=== What is needed ===
Copy out every line in the entries below that includes "lotes".

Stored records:
'''

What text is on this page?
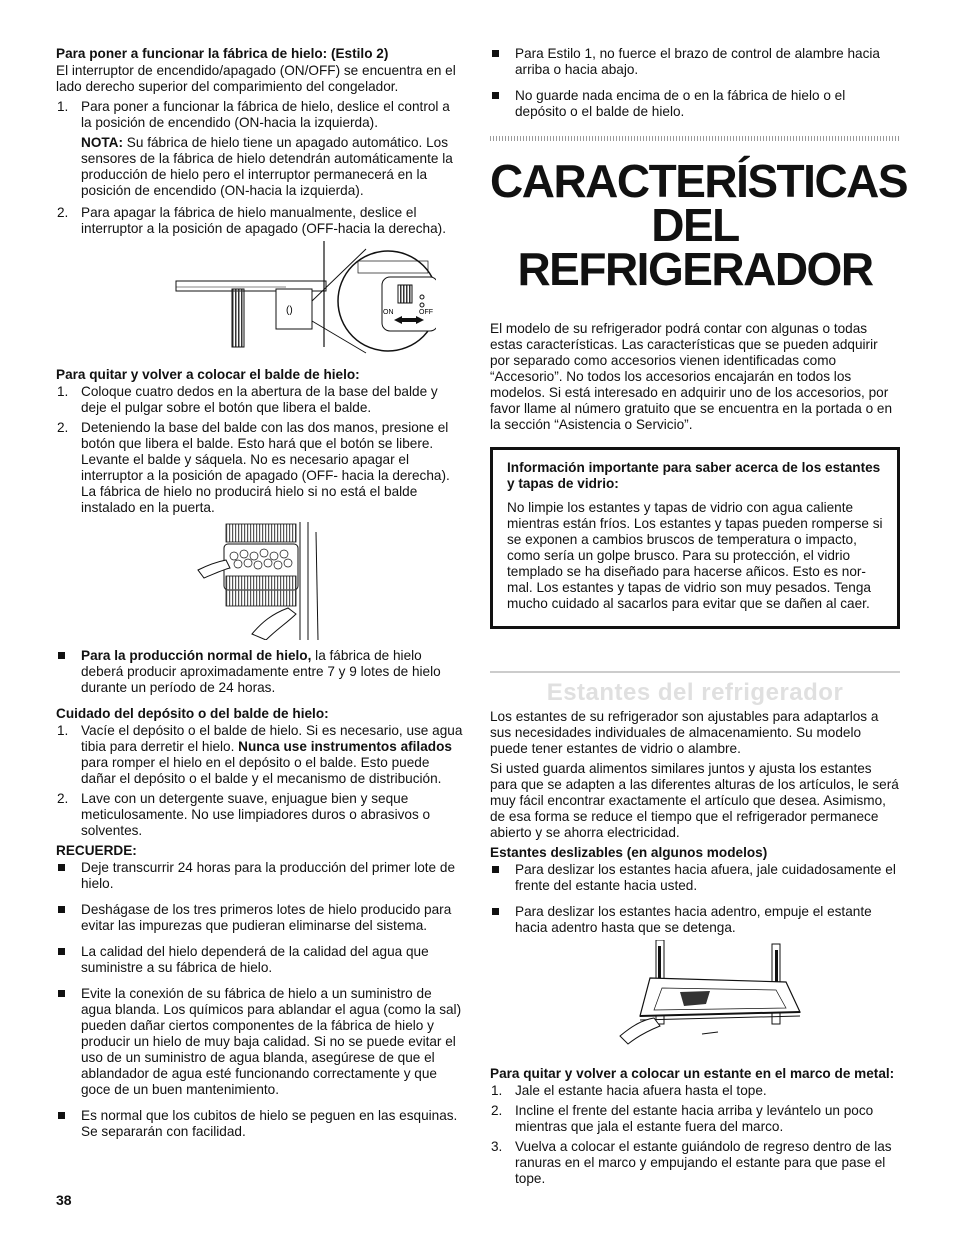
Para poner a funcionar la fábrica de hielo: (Estilo 2)

El interruptor de encendido/apagado (ON/OFF) se encuentra en el lado derecho superior del comparimiento del congelador.

1. Para poner a funcionar la fábrica de hielo, deslice el control a la posición de encendido (ON-hacia la izquierda).
NOTA: Su fábrica de hielo tiene un apagado automático. Los sensores de la fábrica de hielo detendrán automáticamente la producción de hielo pero el interruptor permanecerá en la posición de encendido (ON-hacia la izquierda).
2. Para apagar la fábrica de hielo manualmente, deslice el interruptor a la posición de apagado (OFF-hacia la derecha).
()	ON	OFF
Para quitar y volver a colocar el balde de hielo:
1. Coloque cuatro dedos en la abertura de la base del balde y deje el pulgar sobre el botón que libera el balde.
2. Deteniendo la base del balde con las dos manos, presione el botón que libera el balde. Esto hará que el botón se libere. Levante el balde y sáquela. No es necesario apagar el interruptor a la posición de apagado (OFF- hacia la derecha). La fábrica de hielo no producirá hielo si no está el balde instalado en la puerta.
Para la producción normal de hielo, la fábrica de hielo deberá producir aproximadamente entre 7 y 9 lotes de hielo durante un período de 24 horas.
Cuidado del depósito o del balde de hielo:
1. Vacíe el depósito o el balde de hielo. Si es necesario, use agua tibia para derretir el hielo. Nunca use instrumentos afilados para romper el hielo en el depósito o el balde. Esto puede dañar el depósito o el balde y el mecanismo de distribución.
2. Lave con un detergente suave, enjuague bien y seque meticulosamente. No use limpiadores duros o abrasivos o solventes.
RECUERDE:
Deje transcurrir 24 horas para la producción del primer lote de hielo.
Deshágase de los tres primeros lotes de hielo producido para evitar las impurezas que pudieran eliminarse del sistema.
La calidad del hielo dependerá de la calidad del agua que suministre a su fábrica de hielo.
Evite la conexión de su fábrica de hielo a un suministro de agua blanda. Los químicos para ablandar el agua (como la sal) pueden dañar ciertos componentes de la fábrica de hielo y producir un hielo de muy baja calidad. Si no se puede evitar el uso de un suministro de agua blanda, asegúrese de que el ablandador de agua esté funcionando correctamente y que goce de un buen mantenimiento.
Es normal que los cubitos de hielo se peguen en las esquinas. Se separarán con facilidad.
Para Estilo 1, no fuerce el brazo de control de alambre hacia arriba o hacia abajo.
No guarde nada encima de o en la fábrica de hielo o el depósito o el balde de hielo.
CARACTERÍSTICAS DEL
REFRIGERADOR

El modelo de su refrigerador podrá contar con algunas o todas estas características. Las características que se pueden adquirir por separado como accesorios vienen identificadas como “Accesorio”. No todos los accesorios encajarán en todos los modelos. Si está interesado en adquirir uno de los accesorios, por favor llame al número gratuito que se encuentra en la portada o en la sección “Asistencia o Servicio”.

Información importante para saber acerca de los estantes y tapas de vidrio:

No limpie los estantes y tapas de vidrio con agua caliente mientras están fríos. Los estantes y tapas pueden romperse si se exponen a cambios bruscos de temperatura o impacto, como sería un golpe brusco. Para su protección, el vidrio templado se ha diseñado para hacerse añicos. Esto es nor-mal. Los estantes y tapas de vidrio son muy pesados. Tenga mucho cuidado al sacarlos para evitar que se dañen al caer.

Estantes del refrigerador

Los estantes de su refrigerador son ajustables para adaptarlos a sus necesidades individuales de almacenamiento. Su modelo puede tener estantes de vidrio o alambre.

Si usted guarda alimentos similares juntos y ajusta los estantes para que se adapten a las diferentes alturas de los artículos, le será muy fácil encontrar exactamente el artículo que desea. Asimismo, de esa forma se reduce el tiempo que el refrigerador permanece abierto y se ahorra electricidad.

Estantes deslizables (en algunos modelos)
Para deslizar los estantes hacia afuera, jale cuidadosamente el frente del estante hacia usted.
Para deslizar los estantes hacia adentro, empuje el estante hacia adentro hasta que se detenga.
Para quitar y volver a colocar un estante en el marco de metal:
1. Jale el estante hacia afuera hasta el tope.
2. Incline el frente del estante hacia arriba y levántelo un poco mientras que jala el estante fuera del marco.
3. Vuelva a colocar el estante guiándolo de regreso dentro de las ranuras en el marco y empujando el estante para que pase el tope.
38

'''

=== Full response ===
Para la producción normal de hielo, la fábrica de hielo deberá producir aproximadamente entre 7 y 9 lotes de hielo durante un período de 24 horas.
Deshágase de los tres primeros lotes de hielo producido para evitar las impurezas que pudieran eliminarse del sistema.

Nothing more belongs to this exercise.